* Requirements *
Retype the material below. Keep every word exactly as it is.

* Data entries *

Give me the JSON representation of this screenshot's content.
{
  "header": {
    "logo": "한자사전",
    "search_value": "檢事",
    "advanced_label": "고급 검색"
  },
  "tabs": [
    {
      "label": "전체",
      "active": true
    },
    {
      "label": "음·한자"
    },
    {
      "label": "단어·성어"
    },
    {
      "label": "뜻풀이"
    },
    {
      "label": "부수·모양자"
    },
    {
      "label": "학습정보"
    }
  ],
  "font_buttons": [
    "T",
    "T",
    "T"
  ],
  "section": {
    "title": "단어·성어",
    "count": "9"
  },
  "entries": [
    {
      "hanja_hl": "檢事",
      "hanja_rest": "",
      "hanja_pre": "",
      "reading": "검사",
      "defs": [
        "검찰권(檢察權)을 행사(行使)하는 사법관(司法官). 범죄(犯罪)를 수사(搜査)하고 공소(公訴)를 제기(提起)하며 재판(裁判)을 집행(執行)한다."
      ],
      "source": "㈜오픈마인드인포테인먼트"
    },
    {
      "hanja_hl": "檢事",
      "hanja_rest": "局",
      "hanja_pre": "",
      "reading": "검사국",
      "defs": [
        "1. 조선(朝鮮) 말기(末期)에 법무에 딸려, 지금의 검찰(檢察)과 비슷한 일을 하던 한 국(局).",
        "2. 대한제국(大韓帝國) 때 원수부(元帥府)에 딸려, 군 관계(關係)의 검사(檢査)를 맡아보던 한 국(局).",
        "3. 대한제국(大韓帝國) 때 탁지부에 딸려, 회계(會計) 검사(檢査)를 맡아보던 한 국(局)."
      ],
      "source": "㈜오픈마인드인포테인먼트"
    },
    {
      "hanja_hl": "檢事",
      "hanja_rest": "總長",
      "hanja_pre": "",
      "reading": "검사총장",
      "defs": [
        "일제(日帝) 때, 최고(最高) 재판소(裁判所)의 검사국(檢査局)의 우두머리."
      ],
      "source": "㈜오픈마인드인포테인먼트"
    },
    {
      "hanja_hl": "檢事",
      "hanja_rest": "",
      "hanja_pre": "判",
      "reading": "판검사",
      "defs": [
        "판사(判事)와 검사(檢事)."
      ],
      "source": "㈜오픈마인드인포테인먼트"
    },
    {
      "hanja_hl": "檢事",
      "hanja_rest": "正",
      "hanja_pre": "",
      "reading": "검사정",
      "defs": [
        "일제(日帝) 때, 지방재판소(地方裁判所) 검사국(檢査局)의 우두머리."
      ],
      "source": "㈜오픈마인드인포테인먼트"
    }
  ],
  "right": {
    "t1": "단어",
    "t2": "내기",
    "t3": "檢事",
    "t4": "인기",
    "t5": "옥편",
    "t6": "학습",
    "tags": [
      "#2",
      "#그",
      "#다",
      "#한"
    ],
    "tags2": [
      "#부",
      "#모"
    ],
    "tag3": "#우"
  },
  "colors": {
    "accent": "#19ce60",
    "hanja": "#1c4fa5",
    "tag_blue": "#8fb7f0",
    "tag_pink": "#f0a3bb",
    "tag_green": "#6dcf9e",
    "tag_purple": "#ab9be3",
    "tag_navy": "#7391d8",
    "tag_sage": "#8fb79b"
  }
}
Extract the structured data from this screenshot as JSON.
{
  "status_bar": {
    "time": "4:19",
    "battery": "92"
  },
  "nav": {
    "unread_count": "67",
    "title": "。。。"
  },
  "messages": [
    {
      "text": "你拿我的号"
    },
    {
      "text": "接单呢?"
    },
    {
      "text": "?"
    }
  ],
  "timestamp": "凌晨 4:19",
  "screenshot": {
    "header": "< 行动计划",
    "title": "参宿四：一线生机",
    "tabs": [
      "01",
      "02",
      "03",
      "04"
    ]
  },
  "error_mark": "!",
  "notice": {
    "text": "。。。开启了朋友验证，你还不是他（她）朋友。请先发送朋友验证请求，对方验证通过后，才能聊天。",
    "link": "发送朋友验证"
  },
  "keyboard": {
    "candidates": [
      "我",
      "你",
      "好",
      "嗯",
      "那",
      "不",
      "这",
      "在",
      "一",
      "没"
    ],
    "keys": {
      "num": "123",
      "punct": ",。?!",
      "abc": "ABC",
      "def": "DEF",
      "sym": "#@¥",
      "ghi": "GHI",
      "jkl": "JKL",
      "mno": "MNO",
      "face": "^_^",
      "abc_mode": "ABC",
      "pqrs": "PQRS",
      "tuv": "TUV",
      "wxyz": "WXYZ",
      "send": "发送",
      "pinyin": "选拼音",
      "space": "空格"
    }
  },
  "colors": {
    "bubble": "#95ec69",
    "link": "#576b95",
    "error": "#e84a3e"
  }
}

* Solution *
Give me the JSON representation of this screenshot's content.
{
  "header": {
    "logo": "한자사전",
    "search_value": "檢事",
    "advanced_label": "고급 검색"
  },
  "tabs": [
    {
      "label": "전체",
      "active": true
    },
    {
      "label": "음·한자"
    },
    {
      "label": "단어·성어"
    },
    {
      "label": "뜻풀이"
    },
    {
      "label": "부수·모양자"
    },
    {
      "label": "학습정보"
    }
  ],
  "font_buttons": [
    "T",
    "T",
    "T"
  ],
  "section": {
    "title": "단어·성어",
    "count": "9"
  },
  "entries": [
    {
      "hanja_hl": "檢事",
      "hanja_rest": "",
      "hanja_pre": "",
      "reading": "검사",
      "defs": [
        "검찰권(檢察權)을 행사(行使)하는 사법관(司法官). 범죄(犯罪)를 수사(搜査)하고 공소(公訴)를 제기(提起)하며 재판(裁判)을 집행(執行)한다."
      ],
      "source": "㈜오픈마인드인포테인먼트"
    },
    {
      "hanja_hl": "檢事",
      "hanja_rest": "局",
      "hanja_pre": "",
      "reading": "검사국",
      "defs": [
        "1. 조선(朝鮮) 말기(末期)에 법무에 딸려, 지금의 검찰(檢察)과 비슷한 일을 하던 한 국(局).",
        "2. 대한제국(大韓帝國) 때 원수부(元帥府)에 딸려, 군 관계(關係)의 검사(檢査)를 맡아보던 한 국(局).",
        "3. 대한제국(大韓帝國) 때 탁지부에 딸려, 회계(會計) 검사(檢査)를 맡아보던 한 국(局)."
      ],
      "source": "㈜오픈마인드인포테인먼트"
    },
    {
      "hanja_hl": "檢事",
      "hanja_rest": "總長",
      "hanja_pre": "",
      "reading": "검사총장",
      "defs": [
        "일제(日帝) 때, 최고(最高) 재판소(裁判所)의 검사국(檢査局)의 우두머리."
      ],
      "source": "㈜오픈마인드인포테인먼트"
    },
    {
      "hanja_hl": "檢事",
      "hanja_rest": "",
      "hanja_pre": "判",
      "reading": "판검사",
      "defs": [
        "판사(判事)와 검사(檢事)."
      ],
      "source": "㈜오픈마인드인포테인먼트"
    },
    {
      "hanja_hl": "檢事",
      "hanja_rest": "正",
      "hanja_pre": "",
      "reading": "검사정",
      "defs": [
        "일제(日帝) 때, 지방재판소(地方裁判所) 검사국(檢査局)의 우두머리."
      ],
      "source": "㈜오픈마인드인포테인먼트"
    }
  ],
  "right": {
    "t1": "단어",
    "t2": "내기",
    "t3": "檢事",
    "t4": "인기",
    "t5": "옥편",
    "t6": "학습",
    "tags": [
      "#2",
      "#그",
      "#다",
      "#한"
    ],
    "tags2": [
      "#부",
      "#모"
    ],
    "tag3": "#우"
  },
  "colors": {
    "accent": "#19ce60",
    "hanja": "#1c4fa5",
    "tag_blue": "#8fb7f0",
    "tag_pink": "#f0a3bb",
    "tag_green": "#6dcf9e",
    "tag_purple": "#ab9be3",
    "tag_navy": "#7391d8",
    "tag_sage": "#8fb79b"
  }
}
Extract the structured data from this screenshot as JSON.
{
  "status_bar": {
    "time": "4:19",
    "battery": "92"
  },
  "nav": {
    "unread_count": "67",
    "title": "。。。"
  },
  "messages": [
    {
      "text": "你拿我的号"
    },
    {
      "text": "接单呢?"
    },
    {
      "text": "?"
    }
  ],
  "timestamp": "凌晨 4:19",
  "screenshot": {
    "header": "< 行动计划",
    "title": "参宿四：一线生机",
    "tabs": [
      "01",
      "02",
      "03",
      "04"
    ]
  },
  "error_mark": "!",
  "notice": {
    "text": "。。。开启了朋友验证，你还不是他（她）朋友。请先发送朋友验证请求，对方验证通过后，才能聊天。",
    "link": "发送朋友验证"
  },
  "keyboard": {
    "candidates": [
      "我",
      "你",
      "好",
      "嗯",
      "那",
      "不",
      "这",
      "在",
      "一",
      "没"
    ],
    "keys": {
      "num": "123",
      "punct": ",。?!",
      "abc": "ABC",
      "def": "DEF",
      "sym": "#@¥",
      "ghi": "GHI",
      "jkl": "JKL",
      "mno": "MNO",
      "face": "^_^",
      "abc_mode": "ABC",
      "pqrs": "PQRS",
      "tuv": "TUV",
      "wxyz": "WXYZ",
      "send": "发送",
      "pinyin": "选拼音",
      "space": "空格"
    }
  },
  "colors": {
    "bubble": "#95ec69",
    "link": "#576b95",
    "error": "#e84a3e"
  }
}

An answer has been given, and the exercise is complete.